DATA FOR THE TASK:
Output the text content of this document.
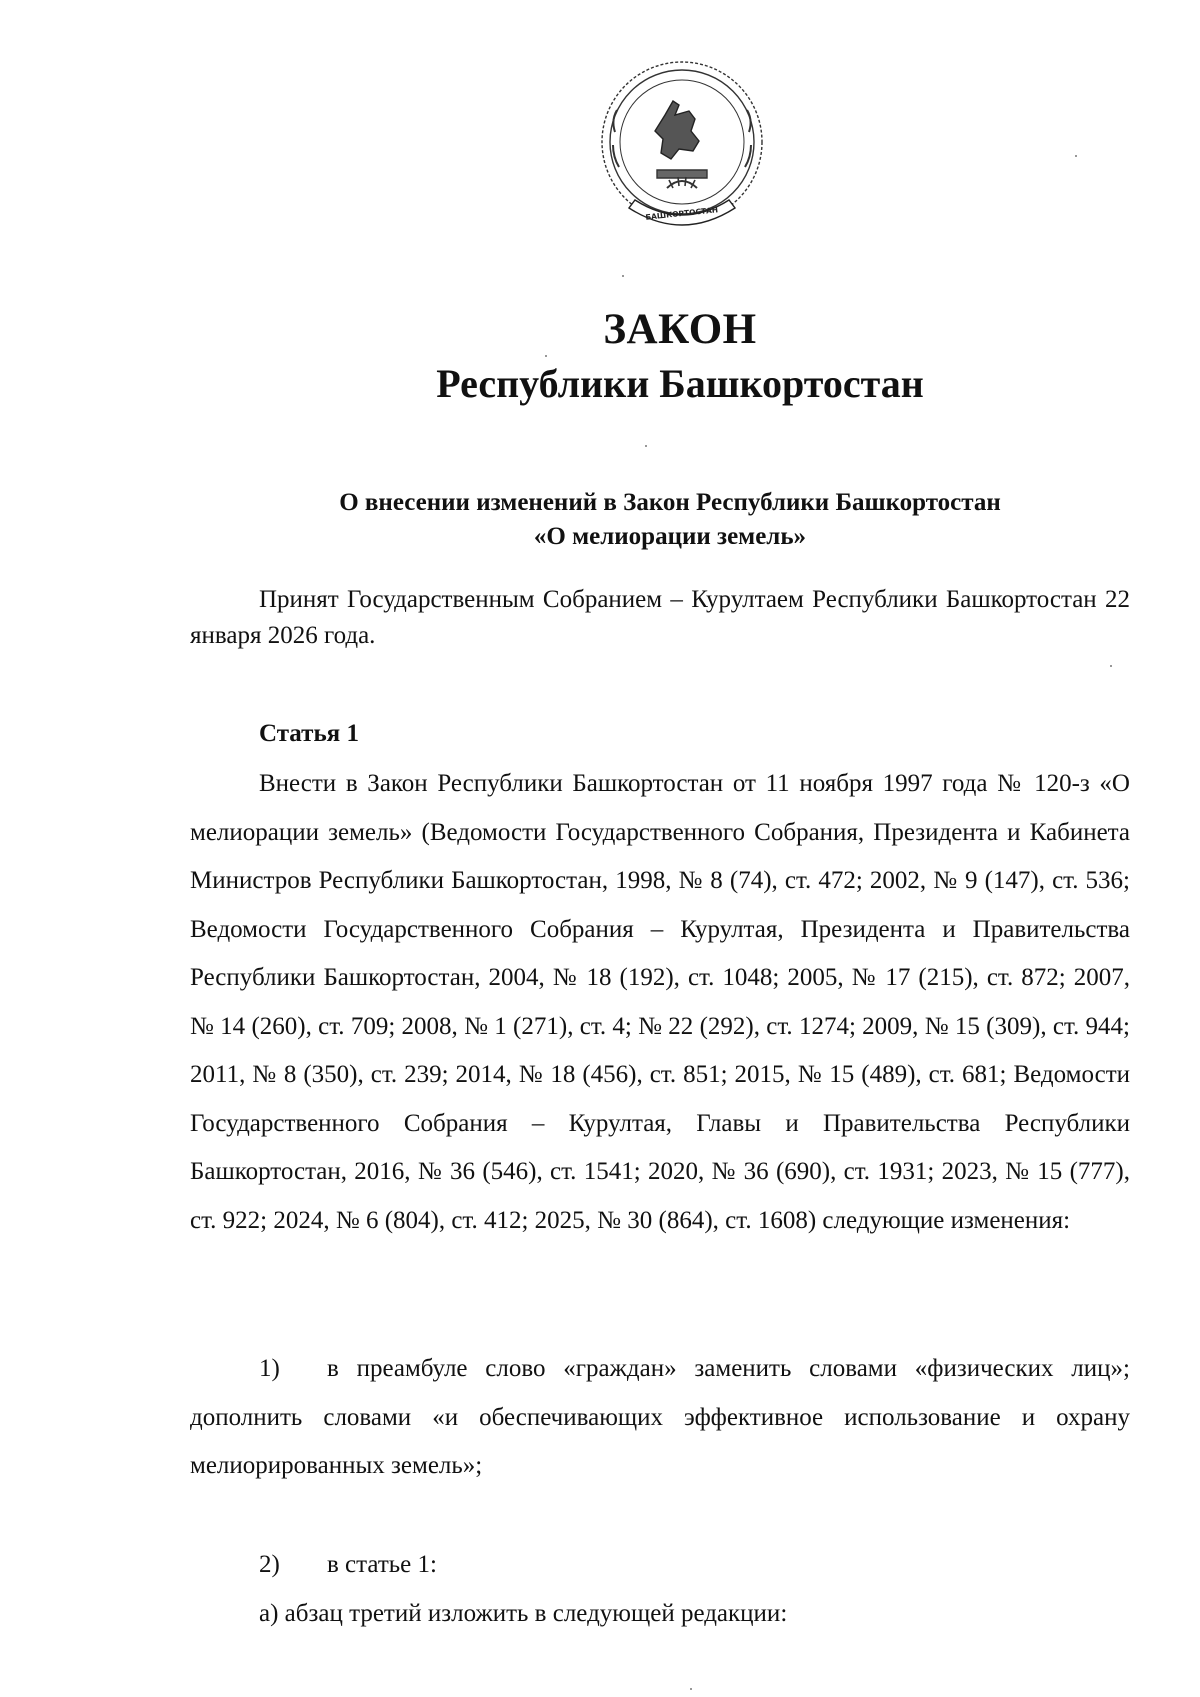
БАШКОРТОСТАН
ЗАКОН
Республики Башкортостан
О внесении изменений в Закон Республики Башкортостан
«О мелиорации земель»
Принят Государственным Собранием – Курултаем Республики Башкортостан 22 января 2026 года.
Статья 1
Внести в Закон Республики Башкортостан от 11 ноября 1997 года № 120-з «О мелиорации земель» (Ведомости Государственного Собрания, Президента и Кабинета Министров Республики Башкортостан, 1998, № 8 (74), ст. 472; 2002, № 9 (147), ст. 536; Ведомости Государственного Собрания – Курултая, Президента и Правительства Республики Башкортостан, 2004, № 18 (192), ст. 1048; 2005, № 17 (215), ст. 872; 2007, № 14 (260), ст. 709; 2008, № 1 (271), ст. 4; № 22 (292), ст. 1274; 2009, № 15 (309), ст. 944; 2011, № 8 (350), ст. 239; 2014, № 18 (456), ст. 851; 2015, № 15 (489), ст. 681; Ведомости Государственного Собрания – Курултая, Главы и Правительства Республики Башкортостан, 2016, № 36 (546), ст. 1541; 2020, № 36 (690), ст. 1931; 2023, № 15 (777), ст. 922; 2024, № 6 (804), ст. 412; 2025, № 30 (864), ст. 1608) следующие изменения:
1) в преамбуле слово «граждан» заменить словами «физических лиц»; дополнить словами «и обеспечивающих эффективное использование и охрану мелиорированных земель»;
2) в статье 1:
а) абзац третий изложить в следующей редакции:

WHAT YOU WILL DO:
Print all entries exactly. The images do not belong in the copy.

FINAL ANSWER:
Output the text content of this document.
БАШКОРТОСТАН
ЗАКОН
Республики Башкортостан
О внесении изменений в Закон Республики Башкортостан
«О мелиорации земель»
Принят Государственным Собранием – Курултаем Республики Башкортостан 22 января 2026 года.
Статья 1
Внести в Закон Республики Башкортостан от 11 ноября 1997 года № 120-з «О мелиорации земель» (Ведомости Государственного Собрания, Президента и Кабинета Министров Республики Башкортостан, 1998, № 8 (74), ст. 472; 2002, № 9 (147), ст. 536; Ведомости Государственного Собрания – Курултая, Президента и Правительства Республики Башкортостан, 2004, № 18 (192), ст. 1048; 2005, № 17 (215), ст. 872; 2007, № 14 (260), ст. 709; 2008, № 1 (271), ст. 4; № 22 (292), ст. 1274; 2009, № 15 (309), ст. 944; 2011, № 8 (350), ст. 239; 2014, № 18 (456), ст. 851; 2015, № 15 (489), ст. 681; Ведомости Государственного Собрания – Курултая, Главы и Правительства Республики Башкортостан, 2016, № 36 (546), ст. 1541; 2020, № 36 (690), ст. 1931; 2023, № 15 (777), ст. 922; 2024, № 6 (804), ст. 412; 2025, № 30 (864), ст. 1608) следующие изменения:
1) в преамбуле слово «граждан» заменить словами «физических лиц»; дополнить словами «и обеспечивающих эффективное использование и охрану мелиорированных земель»;
2) в статье 1:
а) абзац третий изложить в следующей редакции:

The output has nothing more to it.